• [Source]
According to a variant as indicated by a dashed line in Figure 1, a drive shaft 85 may be provided on which the gear wheels 12 and 26 are fitted. In this case, the gear wheel 12 may, for example, be formed as a single part with the drive shaft 85, and the gear wheel 26 may be connected to the drive shaft 85 via a clamping connection. The gear wheel 12 is in this case driven by the drive motor 6 via the gear wheel 8, while the gear wheel 26 is driven by the drive motor 6 via the gear wheel 8, the gear wheel 12 and the drive shaft 85. In this variant, the gear wheel 9, the clamping connection 66 and the part of the drive shaft 7 situated between the gear wheel 8 and the gear wheel 9 may be omitted.
As is illustrated in Figure 1, the bringer gripper 3 and the taker gripper 5 are intended to move into and out of a shed 29. A shed 29 is formed by planes of warp threads 30 and 31 which converge at the location of the beat-up line 32 of the fabric 33. The drive mechanisms 10 and 11 allow the bringer gripper 3 and the taker gripper 4 each to reciprocate between an outer reversing point situated outside the shed 29 and an inner reversing point situated inside the shed 29. By the design of the drive mechanisms 10 and 11, the gripper carrier 2 for the bringer gripper 3 and the gripper carrier 4 for the taker gripper 5 move at a variable speed with respect to the weaving cycle when these are driven by the drive motor 6 of the drive 1 in the drive direction R. As a result thereof, the bringer gripper 3 and the taker gripper 5 move at a variable speed during their movements into the shed 29 and out of the shed 29.
In Figure 11, a diagram of a movement path 38 of a bringer gripper 3 and a movement path 39 of a taker gripper 5 is shown. In Figure 12, the movement path 38 of the bringer gripper 3 and the movement path 39 of the taker gripper 4 are shown, in the vicinity of the outer reversing points I, III.
These movement paths 38 and 39 can be achieved with the drive mechanisms 10 and 11, as illustrated in Figures 1 to 10. The arrangement of the shafts 20 and 21, the shafts 48 and 49 and/or the setting of the mutual angular position between the gear wheels 12 and 26 with respect to the drive motor 6, allow to achieve a movement path 38 or 39 wherein with respect to the weaving cycle, i.e. according to the drive direction R of the drive motor 6, the outer reversing point I of the bringer gripper 3 is ahead of the outer reversing point III of the taker gripper 5. In this exemplary embodiment, the reversing point I is ahead of the reversing point III by an angular difference 40, wherein this angular difference is for example approximately 18°. At a constant driving speed of the drive motor 6, this angular difference 40 corresponds to a certain time difference. In the example illustrated in Figure 1, in relation to the drive shaft 7, the crank 13 of the drive mechanism, 10 for the bringer gripper 3, which is driven via the gear wheels 8 and 12, is fitted so that it is ahead with respect to the crank 28 of the drive mechanism 11 for the taker gripper 5 by some machine degrees, which is driven via the gear wheels 9 and 26. The being ahead of the outer reversing point I of the bringer gripper 3 with respect to the outer reversing point III of the taker gripper 5 is also achieved by the drive mechanisms 10 and 11, more particularly by the angle 37 between both shafts 20 and 21 of the cross element 17 of the drive mechanism 10 and/or the angle 64 between both shafts 48 and 49 of the cross element 52 of the drive mechanism 11.

• [Information given]

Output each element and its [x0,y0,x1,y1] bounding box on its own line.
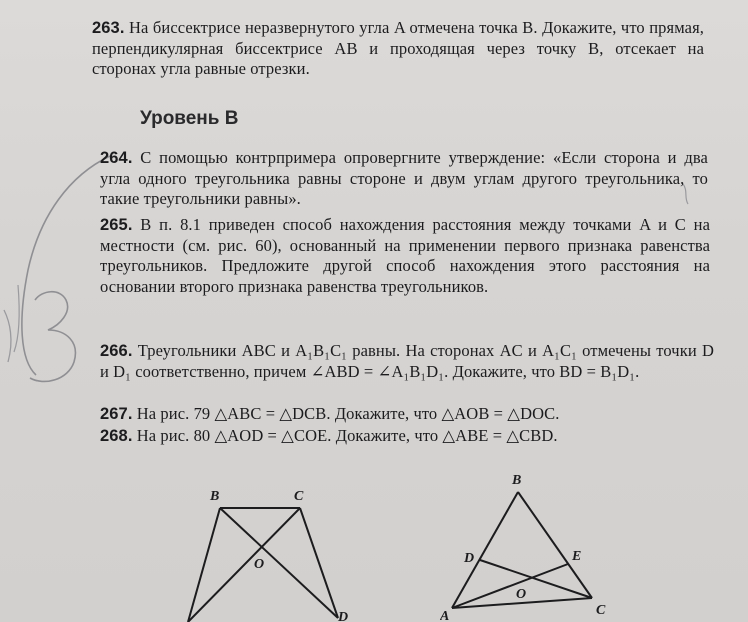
problem-268 [100,426,714,447]
problem-number: 264. [100,149,133,167]
segment-dc [480,560,592,598]
diagonal-bd [220,508,338,618]
label-c: C [596,603,606,618]
problem-number: 266. [100,342,133,360]
problem-265 [100,215,710,297]
label-e: E [572,549,582,564]
problem-text: С помощью контрпримера опровергните утверждение: «Если сторона и два угла одного треугольника равны стороне и двум углам другого треугольника, то такие треугольники равны». [100,148,708,208]
label-d: D [338,610,349,622]
figure-80 [440,470,620,622]
problem-267 [100,404,714,425]
label-b: B [210,489,220,504]
problem-number: 265. [100,216,133,234]
problem-number: 268. [100,427,133,445]
side-ba [452,492,518,608]
side-bc [518,492,592,598]
problem-text: Треугольники ABC и A₁B₁C₁ равны. На сторонах AC и A₁C₁ отмечены точки D и D₁ соответственно, причем ∠ABD = ∠A₁B₁D₁. Докажите, что BD = B₁D₁. [100,341,714,381]
problem-text: На рис. 80 △AOD = △COE. Докажите, что △ABE = △CBD. [136,426,558,445]
problem-number: 263. [92,19,125,37]
problem-266 [100,341,714,382]
label-c: C [294,489,304,504]
figure-79 [170,478,370,622]
label-o: O [254,557,265,572]
label-a: A [440,609,450,622]
problem-263 [92,18,704,80]
label-d: D [464,551,475,566]
problem-text: В п. 8.1 приведен способ нахождения расстояния между точками A и C на местности (см. рис. 60), основанный на применении первого признака равенства треугольников. Предложите другой способ нахождения этого расстояния на основании второго признака равенства треугольников. [100,215,710,296]
problem-text: На биссектрисе неразвернутого угла A отмечена точка B. Докажите, что прямая, перпендикулярная биссектрисе AB и проходящая через точку B, отсекает на сторонах угла равные отрезки. [92,18,704,78]
label-o: O [516,587,527,602]
problem-number: 267. [100,405,133,423]
section-heading: Уровень В [140,108,239,129]
problem-text: На рис. 79 △ABC = △DCB. Докажите, что △AOB = △DOC. [136,404,560,423]
problem-264 [100,148,708,210]
label-b: B [512,473,522,488]
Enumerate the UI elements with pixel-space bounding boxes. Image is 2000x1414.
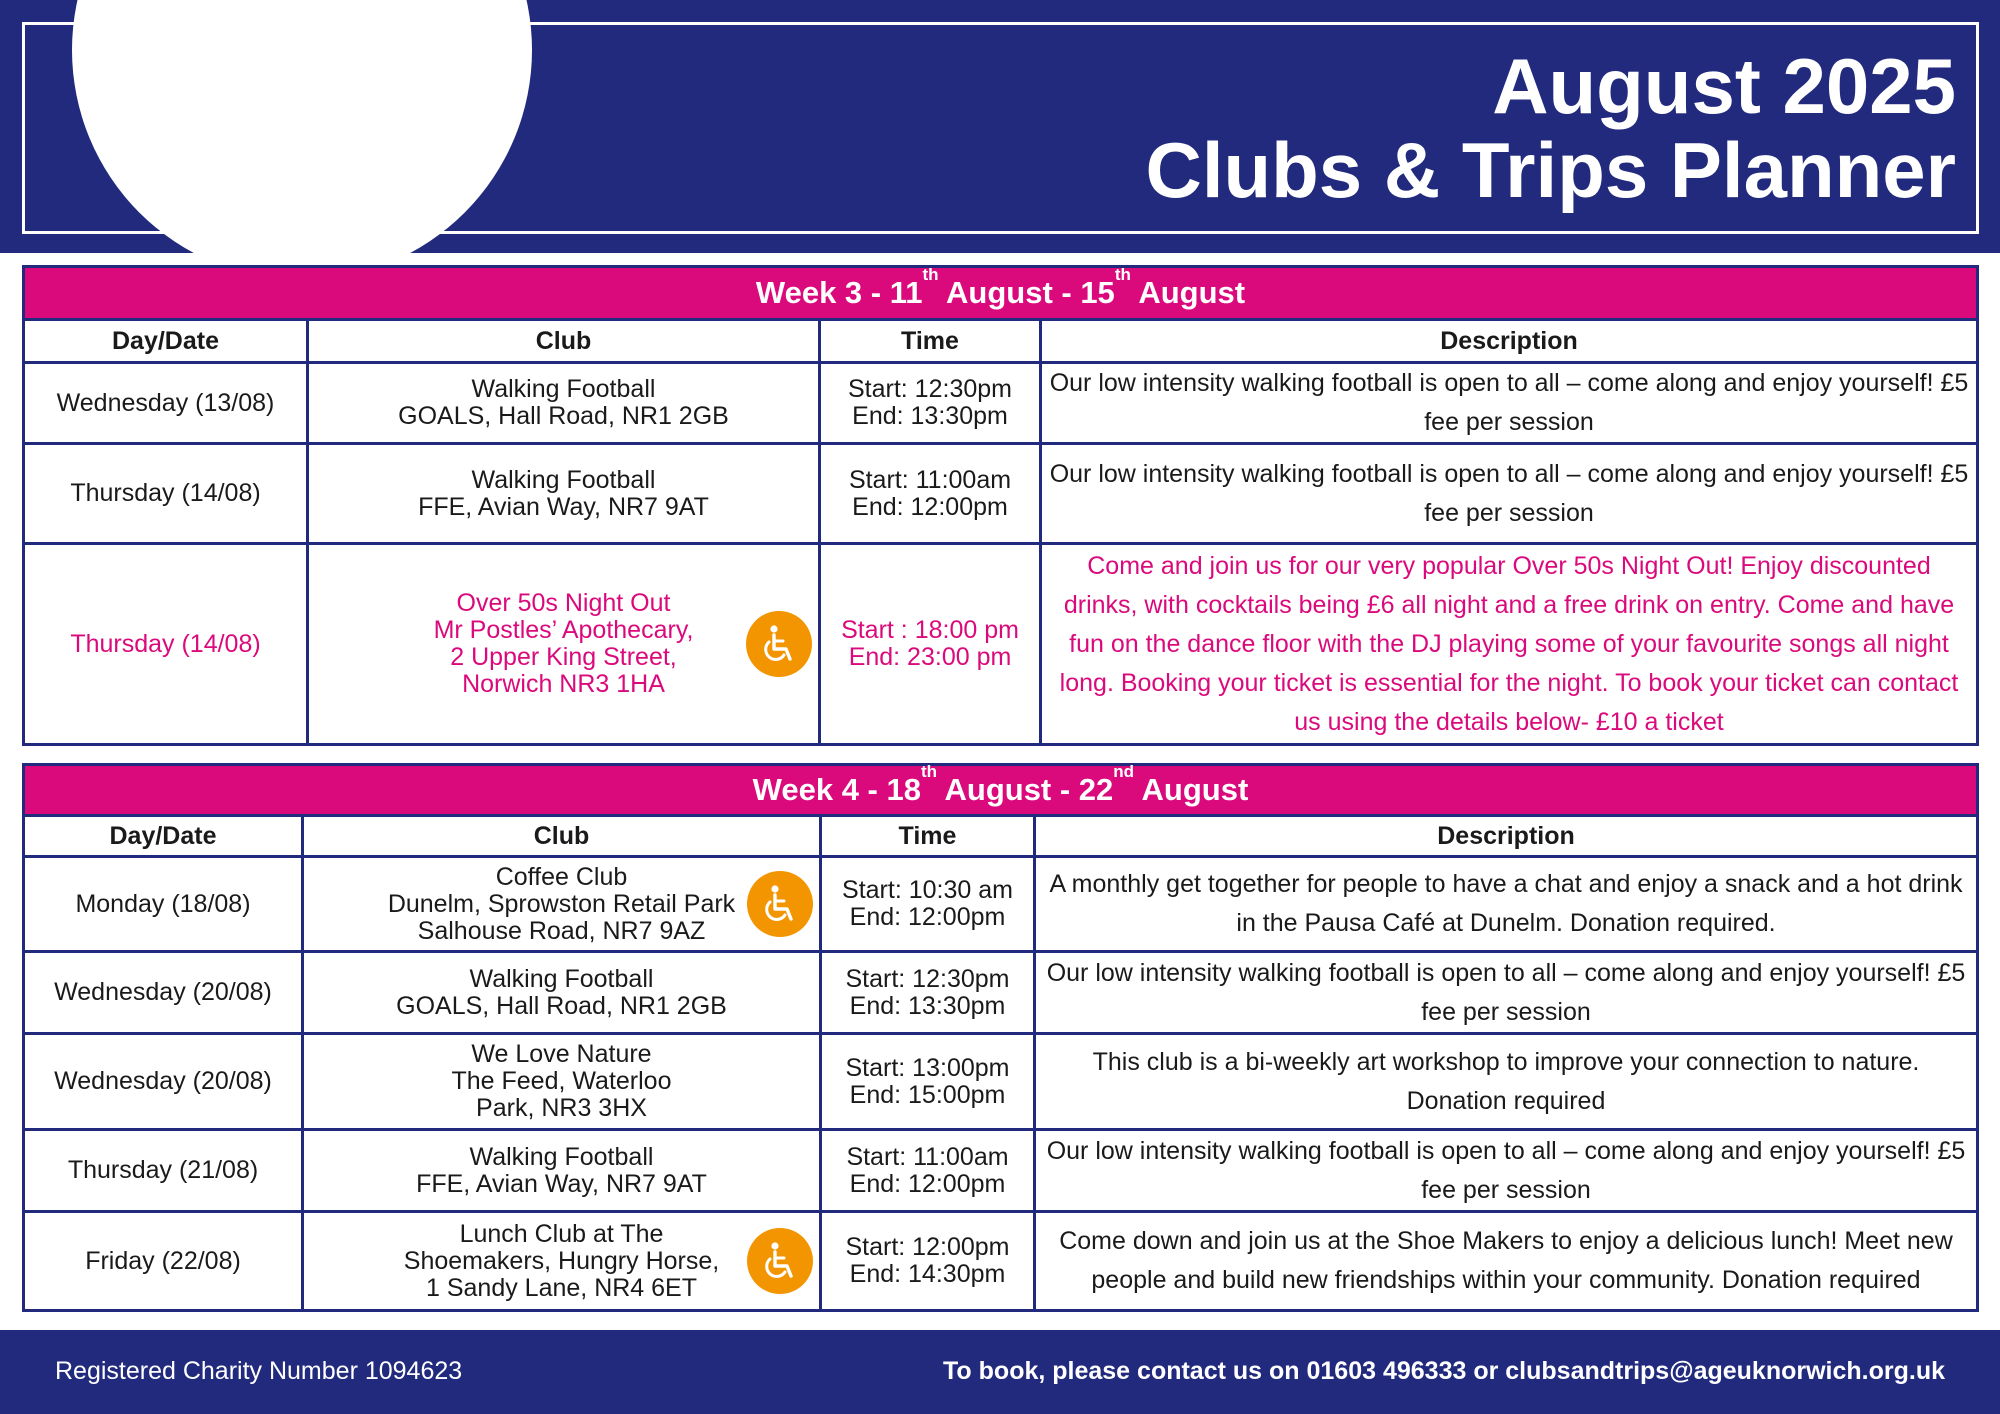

• [What you need to do]
1/ In the weaving machine text, approximately how large is the angular difference 40 by which reversing point I is ahead of reversing point III?
2/ Express the rows as a JSON list of strings with one string per line, leaving out blank lines. Begin at the row line that has "problem-268 [100,426,714,447]" and stop after the one that has "label-e: E [572,549,582,564]".
The rows are unrelated to the weaving machine text.

• [Answers for the exercise]
1/ Approximately 18°.

2/
[
  "problem-268 [100,426,714,447]",
  "problem-number: 264. [100,149,133,167]",
  "segment-dc [480,560,592,598]",
  "diagonal-bd [220,508,338,618]",
  "label-c: C [596,603,606,618]",
  "problem-number: 266. [100,342,133,360]",
  "problem-265 [100,215,710,297]",
  "label-e: E [572,549,582,564]"
]